***** Lesetext

In einer ebenso kurzweiligen wie lang gezogenen Freak-Show lassen Bonner und Weiss die Symptomträger einer verlorenen Generation an uns vorbei defilieren. Nach Jahrhunderten des Anstiegs beim durchschnittlichen Intelligenzquotienten, befinde sich dieser seit Ende der 1990er Jahre im Sinkflug. belehren die Autoren den Leser. Unwissenheit gilt der Generation Doof als Zierde und Hartz IV als erstrebenswertes Lebensziel. Die Gründe liegen auf der Hand: Viel zu laxe Erziehung und mieses Schulsystem. Das klingt nach dem Kulturpessimismus, den man von der Frankfurter Allgemeinen Zeitung (FAZ) gewohnt ist, wenn es um die heutige Jugend geht.

**********

#### Aufgabe
Nenne alle Personen und Zeitungen, die im Lesetext mit Namen genannt werden. Das Material stammt aus einer anderen Quelle.

***** Bereitgestelltes Material

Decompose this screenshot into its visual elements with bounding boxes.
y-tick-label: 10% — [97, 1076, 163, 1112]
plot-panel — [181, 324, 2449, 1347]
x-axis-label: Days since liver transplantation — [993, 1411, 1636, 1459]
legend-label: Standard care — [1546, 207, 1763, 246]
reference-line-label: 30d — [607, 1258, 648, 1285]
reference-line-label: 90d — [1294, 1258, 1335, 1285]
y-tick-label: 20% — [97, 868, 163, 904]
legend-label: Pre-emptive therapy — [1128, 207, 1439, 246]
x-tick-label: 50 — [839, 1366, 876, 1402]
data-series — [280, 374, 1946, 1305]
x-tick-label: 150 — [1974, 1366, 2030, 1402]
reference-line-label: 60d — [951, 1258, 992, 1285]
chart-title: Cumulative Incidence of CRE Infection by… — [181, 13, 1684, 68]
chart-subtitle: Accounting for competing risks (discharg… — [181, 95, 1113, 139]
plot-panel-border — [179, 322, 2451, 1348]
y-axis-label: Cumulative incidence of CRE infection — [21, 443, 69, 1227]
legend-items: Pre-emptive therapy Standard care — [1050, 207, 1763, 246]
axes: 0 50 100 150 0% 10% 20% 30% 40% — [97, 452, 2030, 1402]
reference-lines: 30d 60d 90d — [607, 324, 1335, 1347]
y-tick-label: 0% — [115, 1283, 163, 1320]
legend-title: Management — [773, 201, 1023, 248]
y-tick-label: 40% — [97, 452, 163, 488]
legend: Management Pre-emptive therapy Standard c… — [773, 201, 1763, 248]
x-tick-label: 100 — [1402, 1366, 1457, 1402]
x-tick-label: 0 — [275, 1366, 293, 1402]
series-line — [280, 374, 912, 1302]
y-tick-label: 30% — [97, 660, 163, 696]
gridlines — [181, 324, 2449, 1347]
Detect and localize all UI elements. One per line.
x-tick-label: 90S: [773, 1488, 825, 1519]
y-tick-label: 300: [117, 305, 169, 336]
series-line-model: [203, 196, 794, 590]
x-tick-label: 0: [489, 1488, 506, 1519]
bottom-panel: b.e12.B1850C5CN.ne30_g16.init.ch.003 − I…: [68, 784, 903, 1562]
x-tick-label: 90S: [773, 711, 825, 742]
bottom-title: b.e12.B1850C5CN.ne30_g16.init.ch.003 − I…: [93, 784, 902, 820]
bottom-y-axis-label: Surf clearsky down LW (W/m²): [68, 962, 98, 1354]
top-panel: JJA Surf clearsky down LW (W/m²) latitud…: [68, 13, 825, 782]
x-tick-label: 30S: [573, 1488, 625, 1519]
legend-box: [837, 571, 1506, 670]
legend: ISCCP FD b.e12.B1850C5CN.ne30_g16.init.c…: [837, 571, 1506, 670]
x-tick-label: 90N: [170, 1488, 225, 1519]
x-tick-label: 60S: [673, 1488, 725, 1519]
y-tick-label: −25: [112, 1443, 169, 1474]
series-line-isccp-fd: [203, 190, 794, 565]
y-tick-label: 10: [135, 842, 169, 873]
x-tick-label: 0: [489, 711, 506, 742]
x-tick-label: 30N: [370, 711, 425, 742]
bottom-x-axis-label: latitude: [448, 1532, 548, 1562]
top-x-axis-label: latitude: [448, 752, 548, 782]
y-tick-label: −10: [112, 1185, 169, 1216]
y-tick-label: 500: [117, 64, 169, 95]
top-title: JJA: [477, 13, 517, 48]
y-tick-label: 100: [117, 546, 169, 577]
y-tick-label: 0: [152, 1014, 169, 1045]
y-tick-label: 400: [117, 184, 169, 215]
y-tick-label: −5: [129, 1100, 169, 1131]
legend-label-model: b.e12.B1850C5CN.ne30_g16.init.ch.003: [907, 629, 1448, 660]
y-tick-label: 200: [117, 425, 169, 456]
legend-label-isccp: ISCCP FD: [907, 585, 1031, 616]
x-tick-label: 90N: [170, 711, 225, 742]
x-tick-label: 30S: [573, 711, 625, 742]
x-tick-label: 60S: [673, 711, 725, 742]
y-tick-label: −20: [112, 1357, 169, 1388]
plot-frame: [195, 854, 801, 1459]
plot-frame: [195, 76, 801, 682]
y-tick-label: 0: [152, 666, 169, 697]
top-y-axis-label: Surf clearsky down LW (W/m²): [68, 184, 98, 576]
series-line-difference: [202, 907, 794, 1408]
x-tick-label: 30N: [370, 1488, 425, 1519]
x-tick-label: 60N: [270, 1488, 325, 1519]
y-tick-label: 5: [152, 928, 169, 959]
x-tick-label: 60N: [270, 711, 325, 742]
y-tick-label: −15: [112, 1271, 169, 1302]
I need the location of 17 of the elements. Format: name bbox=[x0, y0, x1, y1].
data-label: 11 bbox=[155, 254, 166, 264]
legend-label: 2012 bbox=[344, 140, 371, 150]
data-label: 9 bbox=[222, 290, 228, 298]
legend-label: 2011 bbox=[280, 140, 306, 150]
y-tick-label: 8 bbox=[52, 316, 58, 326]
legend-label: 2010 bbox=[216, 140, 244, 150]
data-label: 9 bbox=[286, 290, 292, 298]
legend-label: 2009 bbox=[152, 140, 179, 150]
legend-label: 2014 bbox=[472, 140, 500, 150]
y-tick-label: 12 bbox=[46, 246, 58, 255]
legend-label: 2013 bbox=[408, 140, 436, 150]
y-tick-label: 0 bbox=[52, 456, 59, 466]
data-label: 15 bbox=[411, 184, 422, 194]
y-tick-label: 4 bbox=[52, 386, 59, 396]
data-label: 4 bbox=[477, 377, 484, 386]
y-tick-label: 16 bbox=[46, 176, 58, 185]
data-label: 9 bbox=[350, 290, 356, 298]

**********

#### Lösung
Bonner, Weiss, Frankfurter Allgemeine Zeitung (FAZ)